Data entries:
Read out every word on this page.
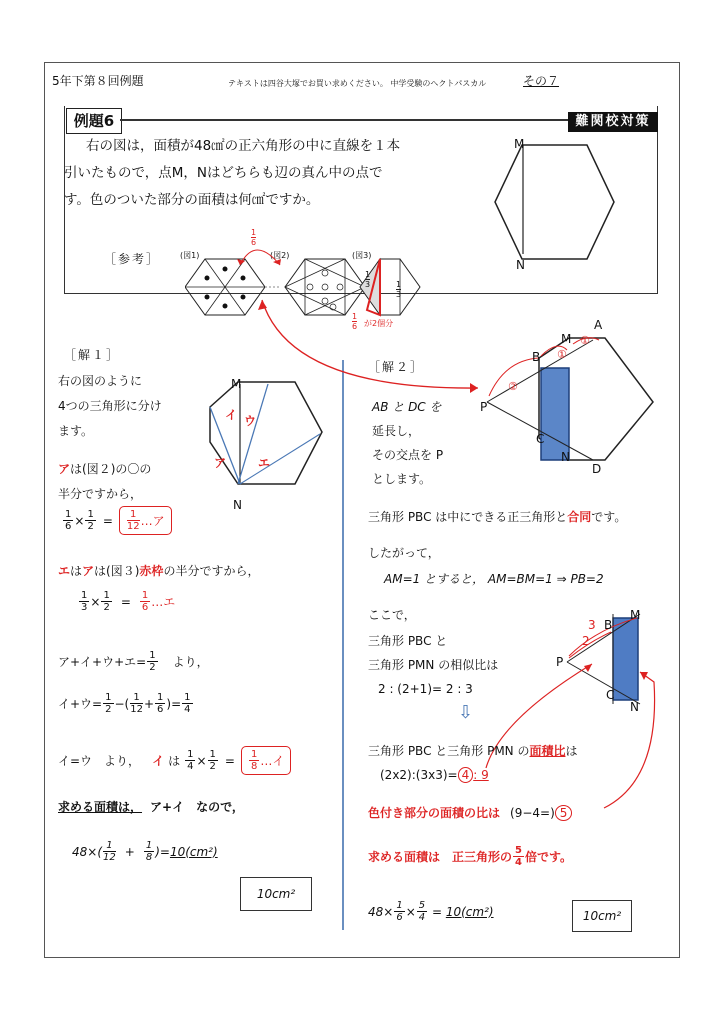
5年下第８回例題	テキストは四谷大塚でお買い求めください。 中学受験のヘクトパスカル	その７
例題6	難関校対策
右の図は，面積が48㎠の正六角形の中に直線を１本
引いたもので，点M，Nはどちらも辺の真ん中の点で
す。色のついた部分の面積は何㎠ですか。
M
N
［参考］ (図1)	(図2)	(図3)
1
6
1
3	1
3
1
6 が2個分
［解１］
右の図のように
4つの三角形に分け
ます。
M
N
イ ウ
ア	エ
アは(図２)の〇の
半分ですから，
$\frac{1}{6} \times \frac{1}{2} = \frac{1}{12}$ …ア
エはアは(図３)赤枠の半分ですから，
$\frac{1}{3} \times \frac{1}{2} = \frac{1}{6}$ …エ
ア+イ+ウ+エ= $\frac{1}{2}$ より，
イ+ウ= $\frac{1}{2}$ −( $\frac{1}{12} + \frac{1}{6}$ )= $\frac{1}{4}$
イ=ウ　より， イ は $\frac{1}{4} \times \frac{1}{2} = \frac{1}{8}$ …イ
求める面積は， ア+イ　なので，
$48\times( \frac{1}{12} + \frac{1}{8}$ )= 10(cm²)
10cm²
［解２］
AB と DC を
延長し，
その交点を P
とします。
A
B
M
P
C
N
D
②
①
①
三角形 PBC は中にできる正三角形と合同です。
したがって，
AM=1 とすると， AM=BM=1 ⇒ PB=2
ここで，
三角形 PBC と
三角形 PMN の相似比は
2 : (2+1)= 2 : 3
⇩
M
B
P
C
N
3
2
三角形 PBC と三角形 PMN の面積比は
(2x2):(3x3)= 4 : 9
色付き部分の面積の比は (9−4=) 5
求める面積は　正三角形の $\frac{5}{4}$ 倍です。
$48\times \frac{1}{6} \times \frac{5}{4} = 10(cm^2)$	10cm²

== Goal ==
Leave out the pictures and retype every line above exactly.

== Task result ==
Read out every word on this page.
5年下第８回例題	テキストは四谷大塚でお買い求めください。 中学受験のヘクトパスカル	その７
例題6	難関校対策
右の図は，面積が48㎠の正六角形の中に直線を１本
引いたもので，点M，Nはどちらも辺の真ん中の点で
す。色のついた部分の面積は何㎠ですか。
M
N
［参考］ (図1)	(図2)	(図3)
1
6
1
3	1
3
1
6 が2個分
［解１］
右の図のように
4つの三角形に分け
ます。
M
N
イ ウ
ア	エ
アは(図２)の〇の
半分ですから，
$\frac{1}{6} \times \frac{1}{2} = \frac{1}{12}$ …ア
エはアは(図３)赤枠の半分ですから，
$\frac{1}{3} \times \frac{1}{2} = \frac{1}{6}$ …エ
ア+イ+ウ+エ= $\frac{1}{2}$ より，
イ+ウ= $\frac{1}{2}$ −( $\frac{1}{12} + \frac{1}{6}$ )= $\frac{1}{4}$
イ=ウ　より， イ は $\frac{1}{4} \times \frac{1}{2} = \frac{1}{8}$ …イ
求める面積は， ア+イ　なので，
$48\times( \frac{1}{12} + \frac{1}{8}$ )= 10(cm²)
10cm²
［解２］
AB と DC を
延長し，
その交点を P
とします。
A
B
M
P
C
N
D
②
①
①
三角形 PBC は中にできる正三角形と合同です。
したがって，
AM=1 とすると， AM=BM=1 ⇒ PB=2
ここで，
三角形 PBC と
三角形 PMN の相似比は
2 : (2+1)= 2 : 3
⇩
M
B
P
C
N
3
2
三角形 PBC と三角形 PMN の面積比は
(2x2):(3x3)= 4 : 9
色付き部分の面積の比は (9−4=) 5
求める面積は　正三角形の $\frac{5}{4}$ 倍です。
$48\times \frac{1}{6} \times \frac{5}{4} = 10(cm^2)$	10cm²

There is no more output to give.